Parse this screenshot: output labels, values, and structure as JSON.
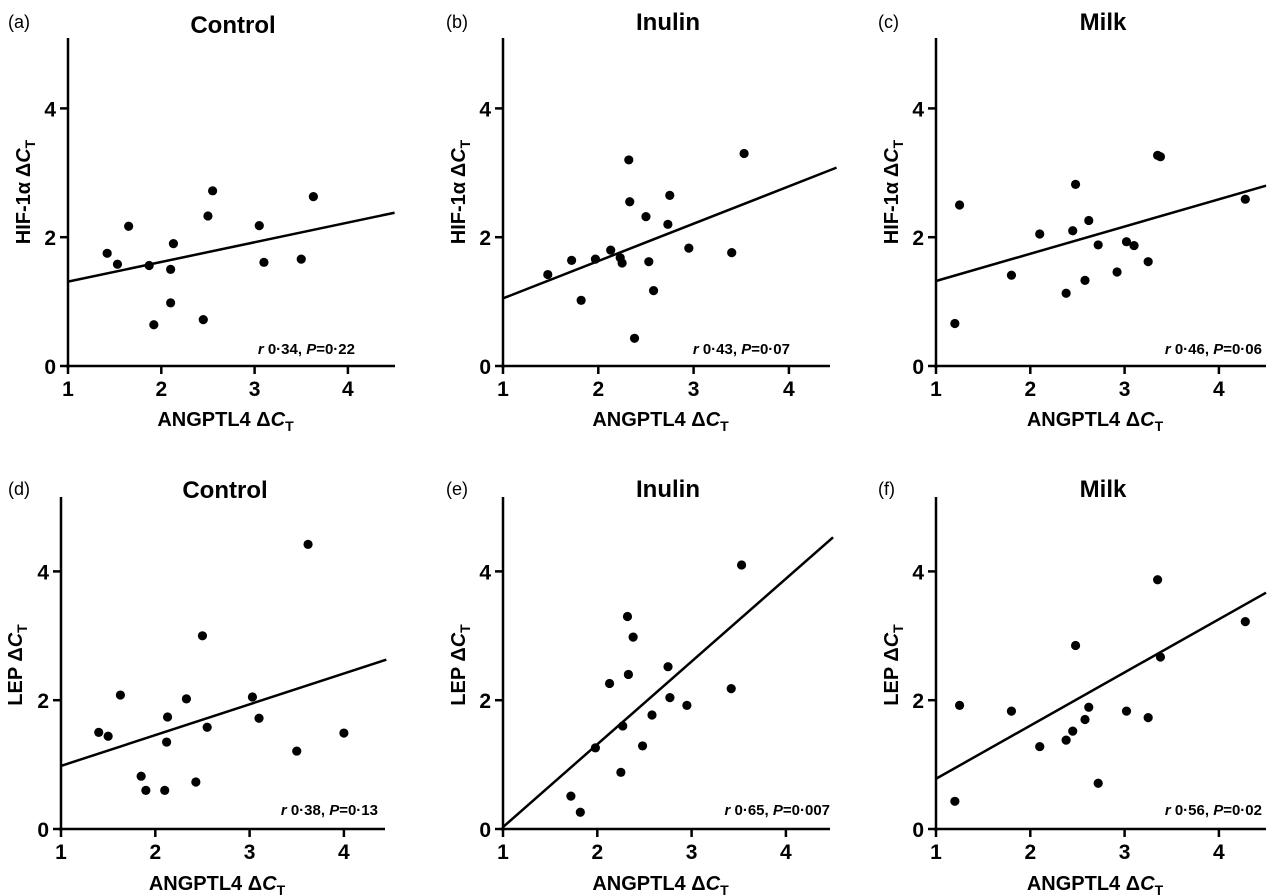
{
  "chart_data": [
    {
      "type": "scatter",
      "panel": "(a)",
      "title": "Control",
      "xlabel": "ANGPTL4 ΔCT",
      "ylabel": "HIF-1α ΔCT",
      "xlim": [
        1,
        4.5
      ],
      "ylim": [
        0,
        5
      ],
      "xticks": [
        "1",
        "2",
        "3",
        "4"
      ],
      "yticks": [
        "0",
        "2",
        "4"
      ],
      "stat_r": "0·34",
      "stat_p": "0·22",
      "points": [
        [
          1.42,
          1.75
        ],
        [
          1.53,
          1.58
        ],
        [
          1.65,
          2.17
        ],
        [
          1.87,
          1.56
        ],
        [
          1.92,
          0.64
        ],
        [
          2.1,
          1.5
        ],
        [
          2.1,
          0.98
        ],
        [
          2.13,
          1.9
        ],
        [
          2.45,
          0.72
        ],
        [
          2.5,
          2.33
        ],
        [
          2.55,
          2.72
        ],
        [
          3.05,
          2.18
        ],
        [
          3.1,
          1.61
        ],
        [
          3.5,
          1.66
        ],
        [
          3.63,
          2.63
        ]
      ],
      "fit": [
        [
          1,
          1.31
        ],
        [
          4.5,
          2.38
        ]
      ]
    },
    {
      "type": "scatter",
      "panel": "(b)",
      "title": "Inulin",
      "xlabel": "ANGPTL4 ΔCT",
      "ylabel": "HIF-1α ΔCT",
      "xlim": [
        1,
        4.5
      ],
      "ylim": [
        0,
        5
      ],
      "xticks": [
        "1",
        "2",
        "3",
        "4"
      ],
      "yticks": [
        "0",
        "2",
        "4"
      ],
      "stat_r": "0·43",
      "stat_p": "0·07",
      "points": [
        [
          1.47,
          1.42
        ],
        [
          1.72,
          1.64
        ],
        [
          1.82,
          1.02
        ],
        [
          1.97,
          1.66
        ],
        [
          2.13,
          1.8
        ],
        [
          2.23,
          1.68
        ],
        [
          2.25,
          1.6
        ],
        [
          2.32,
          3.2
        ],
        [
          2.33,
          2.55
        ],
        [
          2.38,
          0.43
        ],
        [
          2.5,
          2.32
        ],
        [
          2.53,
          1.62
        ],
        [
          2.58,
          1.17
        ],
        [
          2.73,
          2.2
        ],
        [
          2.75,
          2.65
        ],
        [
          2.95,
          1.83
        ],
        [
          3.4,
          1.76
        ],
        [
          3.53,
          3.3
        ]
      ],
      "fit": [
        [
          1,
          1.05
        ],
        [
          4.5,
          3.08
        ]
      ]
    },
    {
      "type": "scatter",
      "panel": "(c)",
      "title": "Milk",
      "xlabel": "ANGPTL4 ΔCT",
      "ylabel": "HIF-1α ΔCT",
      "xlim": [
        1,
        4.5
      ],
      "ylim": [
        0,
        5
      ],
      "xticks": [
        "1",
        "2",
        "3",
        "4"
      ],
      "yticks": [
        "0",
        "2",
        "4"
      ],
      "stat_r": "0·46",
      "stat_p": "0·06",
      "points": [
        [
          1.2,
          0.66
        ],
        [
          1.25,
          2.5
        ],
        [
          1.8,
          1.41
        ],
        [
          2.1,
          2.05
        ],
        [
          2.38,
          1.13
        ],
        [
          2.45,
          2.1
        ],
        [
          2.48,
          2.82
        ],
        [
          2.58,
          1.33
        ],
        [
          2.62,
          2.26
        ],
        [
          2.72,
          1.88
        ],
        [
          2.92,
          1.46
        ],
        [
          3.02,
          1.93
        ],
        [
          3.1,
          1.87
        ],
        [
          3.25,
          1.62
        ],
        [
          3.35,
          3.27
        ],
        [
          3.38,
          3.25
        ],
        [
          4.28,
          2.59
        ]
      ],
      "fit": [
        [
          1,
          1.32
        ],
        [
          4.5,
          2.8
        ]
      ]
    },
    {
      "type": "scatter",
      "panel": "(d)",
      "title": "Control",
      "xlabel": "ANGPTL4 ΔCT",
      "ylabel": "LEP ΔCT",
      "xlim": [
        1,
        4.5
      ],
      "ylim": [
        0,
        5
      ],
      "xticks": [
        "1",
        "2",
        "3",
        "4"
      ],
      "yticks": [
        "0",
        "2",
        "4"
      ],
      "stat_r": "0·38",
      "stat_p": "0·13",
      "points": [
        [
          1.4,
          1.5
        ],
        [
          1.5,
          1.44
        ],
        [
          1.63,
          2.08
        ],
        [
          1.85,
          0.82
        ],
        [
          1.9,
          0.6
        ],
        [
          2.1,
          0.6
        ],
        [
          2.12,
          1.35
        ],
        [
          2.13,
          1.74
        ],
        [
          2.33,
          2.02
        ],
        [
          2.43,
          0.73
        ],
        [
          2.5,
          3.0
        ],
        [
          2.55,
          1.58
        ],
        [
          3.03,
          2.05
        ],
        [
          3.1,
          1.72
        ],
        [
          3.5,
          1.21
        ],
        [
          3.62,
          4.42
        ],
        [
          4.0,
          1.49
        ]
      ],
      "fit": [
        [
          1,
          0.98
        ],
        [
          4.45,
          2.63
        ]
      ]
    },
    {
      "type": "scatter",
      "panel": "(e)",
      "title": "Inulin",
      "xlabel": "ANGPTL4 ΔCT",
      "ylabel": "LEP ΔCT",
      "xlim": [
        1,
        4.5
      ],
      "ylim": [
        0,
        5
      ],
      "xticks": [
        "1",
        "2",
        "3",
        "4"
      ],
      "yticks": [
        "0",
        "2",
        "4"
      ],
      "stat_r": "0·65",
      "stat_p": "0·007",
      "points": [
        [
          1.72,
          0.51
        ],
        [
          1.82,
          0.26
        ],
        [
          1.98,
          1.26
        ],
        [
          2.13,
          2.26
        ],
        [
          2.25,
          0.88
        ],
        [
          2.27,
          1.6
        ],
        [
          2.32,
          3.3
        ],
        [
          2.33,
          2.4
        ],
        [
          2.38,
          2.98
        ],
        [
          2.48,
          1.29
        ],
        [
          2.58,
          1.77
        ],
        [
          2.75,
          2.52
        ],
        [
          2.77,
          2.04
        ],
        [
          2.95,
          1.92
        ],
        [
          3.42,
          2.18
        ],
        [
          3.53,
          4.1
        ]
      ],
      "fit": [
        [
          1,
          0.03
        ],
        [
          4.5,
          4.53
        ]
      ]
    },
    {
      "type": "scatter",
      "panel": "(f)",
      "title": "Milk",
      "xlabel": "ANGPTL4 ΔCT",
      "ylabel": "LEP ΔCT",
      "xlim": [
        1,
        4.5
      ],
      "ylim": [
        0,
        5
      ],
      "xticks": [
        "1",
        "2",
        "3",
        "4"
      ],
      "yticks": [
        "0",
        "2",
        "4"
      ],
      "stat_r": "0·56",
      "stat_p": "0·02",
      "points": [
        [
          1.2,
          0.43
        ],
        [
          1.25,
          1.92
        ],
        [
          1.8,
          1.83
        ],
        [
          2.1,
          1.28
        ],
        [
          2.38,
          1.38
        ],
        [
          2.45,
          1.52
        ],
        [
          2.48,
          2.85
        ],
        [
          2.58,
          1.7
        ],
        [
          2.62,
          1.89
        ],
        [
          2.72,
          0.71
        ],
        [
          3.02,
          1.83
        ],
        [
          3.25,
          1.73
        ],
        [
          3.35,
          3.87
        ],
        [
          3.38,
          2.67
        ],
        [
          4.28,
          3.22
        ]
      ],
      "fit": [
        [
          1,
          0.78
        ],
        [
          4.5,
          3.67
        ]
      ]
    }
  ]
}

◆ ◆ ◆ ◆ ◆

Leave out the pictures and retype every line above exactly.

Parse this screenshot: output labels, values, and structure as JSON.
{
  "chart_data": [
    {
      "type": "scatter",
      "panel": "(a)",
      "title": "Control",
      "xlabel": "ANGPTL4 ΔCT",
      "ylabel": "HIF-1α ΔCT",
      "xlim": [
        1,
        4.5
      ],
      "ylim": [
        0,
        5
      ],
      "xticks": [
        "1",
        "2",
        "3",
        "4"
      ],
      "yticks": [
        "0",
        "2",
        "4"
      ],
      "stat_r": "0·34",
      "stat_p": "0·22",
      "points": [
        [
          1.42,
          1.75
        ],
        [
          1.53,
          1.58
        ],
        [
          1.65,
          2.17
        ],
        [
          1.87,
          1.56
        ],
        [
          1.92,
          0.64
        ],
        [
          2.1,
          1.5
        ],
        [
          2.1,
          0.98
        ],
        [
          2.13,
          1.9
        ],
        [
          2.45,
          0.72
        ],
        [
          2.5,
          2.33
        ],
        [
          2.55,
          2.72
        ],
        [
          3.05,
          2.18
        ],
        [
          3.1,
          1.61
        ],
        [
          3.5,
          1.66
        ],
        [
          3.63,
          2.63
        ]
      ],
      "fit": [
        [
          1,
          1.31
        ],
        [
          4.5,
          2.38
        ]
      ]
    },
    {
      "type": "scatter",
      "panel": "(b)",
      "title": "Inulin",
      "xlabel": "ANGPTL4 ΔCT",
      "ylabel": "HIF-1α ΔCT",
      "xlim": [
        1,
        4.5
      ],
      "ylim": [
        0,
        5
      ],
      "xticks": [
        "1",
        "2",
        "3",
        "4"
      ],
      "yticks": [
        "0",
        "2",
        "4"
      ],
      "stat_r": "0·43",
      "stat_p": "0·07",
      "points": [
        [
          1.47,
          1.42
        ],
        [
          1.72,
          1.64
        ],
        [
          1.82,
          1.02
        ],
        [
          1.97,
          1.66
        ],
        [
          2.13,
          1.8
        ],
        [
          2.23,
          1.68
        ],
        [
          2.25,
          1.6
        ],
        [
          2.32,
          3.2
        ],
        [
          2.33,
          2.55
        ],
        [
          2.38,
          0.43
        ],
        [
          2.5,
          2.32
        ],
        [
          2.53,
          1.62
        ],
        [
          2.58,
          1.17
        ],
        [
          2.73,
          2.2
        ],
        [
          2.75,
          2.65
        ],
        [
          2.95,
          1.83
        ],
        [
          3.4,
          1.76
        ],
        [
          3.53,
          3.3
        ]
      ],
      "fit": [
        [
          1,
          1.05
        ],
        [
          4.5,
          3.08
        ]
      ]
    },
    {
      "type": "scatter",
      "panel": "(c)",
      "title": "Milk",
      "xlabel": "ANGPTL4 ΔCT",
      "ylabel": "HIF-1α ΔCT",
      "xlim": [
        1,
        4.5
      ],
      "ylim": [
        0,
        5
      ],
      "xticks": [
        "1",
        "2",
        "3",
        "4"
      ],
      "yticks": [
        "0",
        "2",
        "4"
      ],
      "stat_r": "0·46",
      "stat_p": "0·06",
      "points": [
        [
          1.2,
          0.66
        ],
        [
          1.25,
          2.5
        ],
        [
          1.8,
          1.41
        ],
        [
          2.1,
          2.05
        ],
        [
          2.38,
          1.13
        ],
        [
          2.45,
          2.1
        ],
        [
          2.48,
          2.82
        ],
        [
          2.58,
          1.33
        ],
        [
          2.62,
          2.26
        ],
        [
          2.72,
          1.88
        ],
        [
          2.92,
          1.46
        ],
        [
          3.02,
          1.93
        ],
        [
          3.1,
          1.87
        ],
        [
          3.25,
          1.62
        ],
        [
          3.35,
          3.27
        ],
        [
          3.38,
          3.25
        ],
        [
          4.28,
          2.59
        ]
      ],
      "fit": [
        [
          1,
          1.32
        ],
        [
          4.5,
          2.8
        ]
      ]
    },
    {
      "type": "scatter",
      "panel": "(d)",
      "title": "Control",
      "xlabel": "ANGPTL4 ΔCT",
      "ylabel": "LEP ΔCT",
      "xlim": [
        1,
        4.5
      ],
      "ylim": [
        0,
        5
      ],
      "xticks": [
        "1",
        "2",
        "3",
        "4"
      ],
      "yticks": [
        "0",
        "2",
        "4"
      ],
      "stat_r": "0·38",
      "stat_p": "0·13",
      "points": [
        [
          1.4,
          1.5
        ],
        [
          1.5,
          1.44
        ],
        [
          1.63,
          2.08
        ],
        [
          1.85,
          0.82
        ],
        [
          1.9,
          0.6
        ],
        [
          2.1,
          0.6
        ],
        [
          2.12,
          1.35
        ],
        [
          2.13,
          1.74
        ],
        [
          2.33,
          2.02
        ],
        [
          2.43,
          0.73
        ],
        [
          2.5,
          3.0
        ],
        [
          2.55,
          1.58
        ],
        [
          3.03,
          2.05
        ],
        [
          3.1,
          1.72
        ],
        [
          3.5,
          1.21
        ],
        [
          3.62,
          4.42
        ],
        [
          4.0,
          1.49
        ]
      ],
      "fit": [
        [
          1,
          0.98
        ],
        [
          4.45,
          2.63
        ]
      ]
    },
    {
      "type": "scatter",
      "panel": "(e)",
      "title": "Inulin",
      "xlabel": "ANGPTL4 ΔCT",
      "ylabel": "LEP ΔCT",
      "xlim": [
        1,
        4.5
      ],
      "ylim": [
        0,
        5
      ],
      "xticks": [
        "1",
        "2",
        "3",
        "4"
      ],
      "yticks": [
        "0",
        "2",
        "4"
      ],
      "stat_r": "0·65",
      "stat_p": "0·007",
      "points": [
        [
          1.72,
          0.51
        ],
        [
          1.82,
          0.26
        ],
        [
          1.98,
          1.26
        ],
        [
          2.13,
          2.26
        ],
        [
          2.25,
          0.88
        ],
        [
          2.27,
          1.6
        ],
        [
          2.32,
          3.3
        ],
        [
          2.33,
          2.4
        ],
        [
          2.38,
          2.98
        ],
        [
          2.48,
          1.29
        ],
        [
          2.58,
          1.77
        ],
        [
          2.75,
          2.52
        ],
        [
          2.77,
          2.04
        ],
        [
          2.95,
          1.92
        ],
        [
          3.42,
          2.18
        ],
        [
          3.53,
          4.1
        ]
      ],
      "fit": [
        [
          1,
          0.03
        ],
        [
          4.5,
          4.53
        ]
      ]
    },
    {
      "type": "scatter",
      "panel": "(f)",
      "title": "Milk",
      "xlabel": "ANGPTL4 ΔCT",
      "ylabel": "LEP ΔCT",
      "xlim": [
        1,
        4.5
      ],
      "ylim": [
        0,
        5
      ],
      "xticks": [
        "1",
        "2",
        "3",
        "4"
      ],
      "yticks": [
        "0",
        "2",
        "4"
      ],
      "stat_r": "0·56",
      "stat_p": "0·02",
      "points": [
        [
          1.2,
          0.43
        ],
        [
          1.25,
          1.92
        ],
        [
          1.8,
          1.83
        ],
        [
          2.1,
          1.28
        ],
        [
          2.38,
          1.38
        ],
        [
          2.45,
          1.52
        ],
        [
          2.48,
          2.85
        ],
        [
          2.58,
          1.7
        ],
        [
          2.62,
          1.89
        ],
        [
          2.72,
          0.71
        ],
        [
          3.02,
          1.83
        ],
        [
          3.25,
          1.73
        ],
        [
          3.35,
          3.87
        ],
        [
          3.38,
          2.67
        ],
        [
          4.28,
          3.22
        ]
      ],
      "fit": [
        [
          1,
          0.78
        ],
        [
          4.5,
          3.67
        ]
      ]
    }
  ]
}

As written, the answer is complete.